--- Records for processing ---
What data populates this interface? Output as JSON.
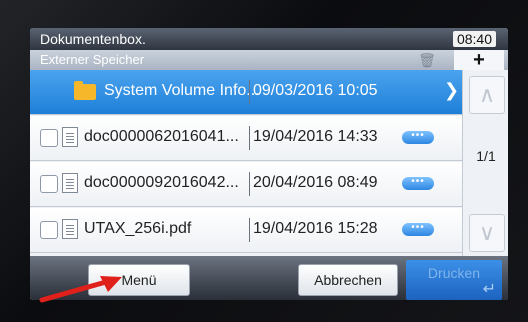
{
  "header": {
    "title": "Dokumentenbox.",
    "time": "08:40"
  },
  "subheader": {
    "title": "Externer Speicher",
    "trash_icon": "trash-icon",
    "add_label": "+"
  },
  "files": [
    {
      "name": "System Volume Info...",
      "date": "09/03/2016 10:05",
      "type": "folder",
      "selected": true
    },
    {
      "name": "doc0000062016041...",
      "date": "19/04/2016 14:33",
      "type": "document",
      "selected": false
    },
    {
      "name": "doc0000092016042...",
      "date": "20/04/2016 08:49",
      "type": "document",
      "selected": false
    },
    {
      "name": "UTAX_256i.pdf",
      "date": "19/04/2016 15:28",
      "type": "document",
      "selected": false
    }
  ],
  "more_label": "•••",
  "pagination": {
    "indicator": "1/1"
  },
  "footer": {
    "menu_label": "Menü",
    "cancel_label": "Abbrechen",
    "print_label": "Drucken"
  },
  "colors": {
    "selection": "#1f7fd8",
    "folder": "#f6b72a",
    "annotation_arrow": "#e0201a"
  }
}
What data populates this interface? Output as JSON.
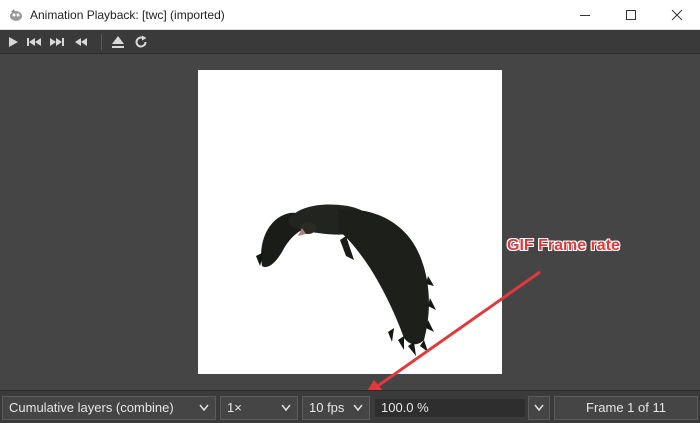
{
  "window": {
    "title": "Animation Playback: [twc] (imported)",
    "controls": [
      "minimize-icon",
      "maximize-icon",
      "close-icon"
    ]
  },
  "toolbar": {
    "buttons": [
      "play-icon",
      "rewind-to-start-icon",
      "skip-to-end-icon",
      "step-back-icon",
      "detach-icon",
      "reload-icon"
    ]
  },
  "canvas": {
    "frame_background": "#ffffff",
    "image": "flying eagle (bird) frame"
  },
  "statusbar": {
    "layer_mode": "Cumulative layers (combine)",
    "speed": "1×",
    "frame_rate": "10 fps",
    "zoom": "100.0 %",
    "frame_counter": "Frame 1 of 11"
  },
  "annotation": {
    "label": "GIF Frame rate",
    "color": "#e1393b"
  }
}
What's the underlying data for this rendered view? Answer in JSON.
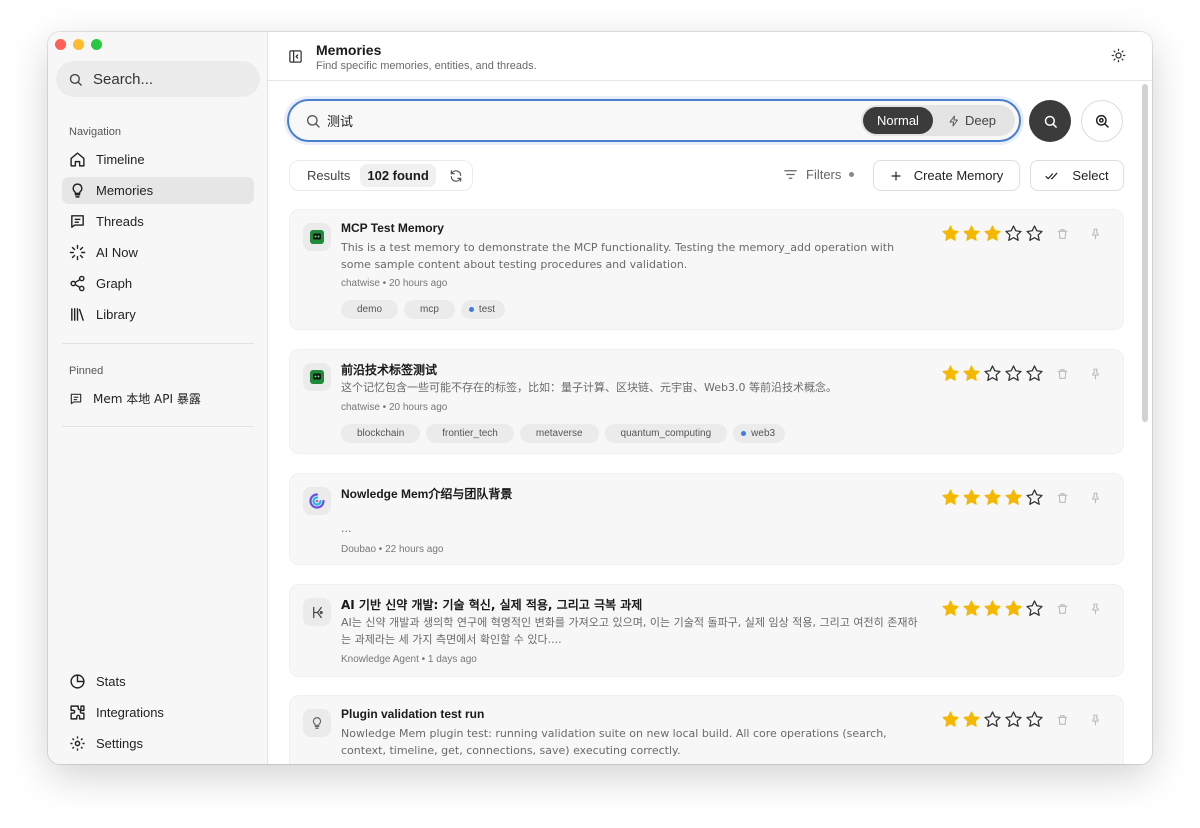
{
  "sidebar": {
    "search_label": "Search...",
    "navigation_title": "Navigation",
    "nav_items": [
      {
        "label": "Timeline",
        "icon": "home-icon"
      },
      {
        "label": "Memories",
        "icon": "lightbulb-icon",
        "active": true
      },
      {
        "label": "Threads",
        "icon": "message-square-icon"
      },
      {
        "label": "AI Now",
        "icon": "loader-icon"
      },
      {
        "label": "Graph",
        "icon": "share-icon"
      },
      {
        "label": "Library",
        "icon": "library-icon"
      }
    ],
    "pinned_title": "Pinned",
    "pinned_items": [
      {
        "label": "Mem 本地 API 暴露",
        "icon": "message-square-icon"
      }
    ],
    "bottom_items": [
      {
        "label": "Stats",
        "icon": "pie-chart-icon"
      },
      {
        "label": "Integrations",
        "icon": "puzzle-icon"
      },
      {
        "label": "Settings",
        "icon": "gear-icon"
      }
    ]
  },
  "header": {
    "title": "Memories",
    "subtitle": "Find specific memories, entities, and threads."
  },
  "search": {
    "query": "测试",
    "mode_normal": "Normal",
    "mode_deep": "Deep",
    "active_mode": "Normal"
  },
  "results": {
    "label": "Results",
    "count": "102 found",
    "filters_label": "Filters",
    "create_label": "Create Memory",
    "select_label": "Select"
  },
  "colors": {
    "accent_blue": "#4a7fd0",
    "star_gold": "#f5b800",
    "dark_button": "#3b3b3b",
    "tag_dot": "#3b7be4"
  },
  "memories": [
    {
      "title": "MCP Test Memory",
      "body": "This is a test memory to demonstrate the MCP functionality. Testing the memory_add operation with some sample content about testing procedures and validation.",
      "meta": "chatwise • 20 hours ago",
      "source_icon": "chatwise-icon",
      "rating": 3,
      "tags": [
        {
          "label": "demo",
          "dot": false
        },
        {
          "label": "mcp",
          "dot": false
        },
        {
          "label": "test",
          "dot": true
        }
      ]
    },
    {
      "title": "前沿技术标签测试",
      "body": "这个记忆包含一些可能不存在的标签，比如：量子计算、区块链、元宇宙、Web3.0 等前沿技术概念。",
      "meta": "chatwise • 20 hours ago",
      "source_icon": "chatwise-icon",
      "rating": 2,
      "tags": [
        {
          "label": "blockchain",
          "dot": false
        },
        {
          "label": "frontier_tech",
          "dot": false
        },
        {
          "label": "metaverse",
          "dot": false
        },
        {
          "label": "quantum_computing",
          "dot": false
        },
        {
          "label": "web3",
          "dot": true
        }
      ]
    },
    {
      "title": "Nowledge Mem介绍与团队背景",
      "body": "...",
      "meta": "Doubao • 22 hours ago",
      "source_icon": "doubao-icon",
      "rating": 4,
      "tags": []
    },
    {
      "title": "AI 기반 신약 개발: 기술 혁신, 실제 적용, 그리고 극복 과제",
      "body": "AI는 신약 개발과 생의학 연구에 혁명적인 변화를 가져오고 있으며, 이는 기술적 돌파구, 실제 임상 적용, 그리고 여전히 존재하는 과제라는 세 가지 측면에서 확인할 수 있다....",
      "meta": "Knowledge Agent • 1 days ago",
      "source_icon": "agent-icon",
      "rating": 4,
      "tags": []
    },
    {
      "title": "Plugin validation test run",
      "body": "Nowledge Mem plugin test: running validation suite on new local build. All core operations (search, context, timeline, get, connections, save) executing correctly.",
      "meta": "",
      "source_icon": "lightbulb-icon",
      "rating": 2,
      "tags": []
    }
  ]
}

--- The request ---
Copy each line in the data that holds the word "validation".

--- Output ---
      "body": "This is a test memory to demonstrate the MCP functionality. Testing the memory_add operation with some sample content about testing procedures and validation.",
      "title": "Plugin validation test run",
      "body": "Nowledge Mem plugin test: running validation suite on new local build. All core operations (search, context, timeline, get, connections, save) executing correctly.",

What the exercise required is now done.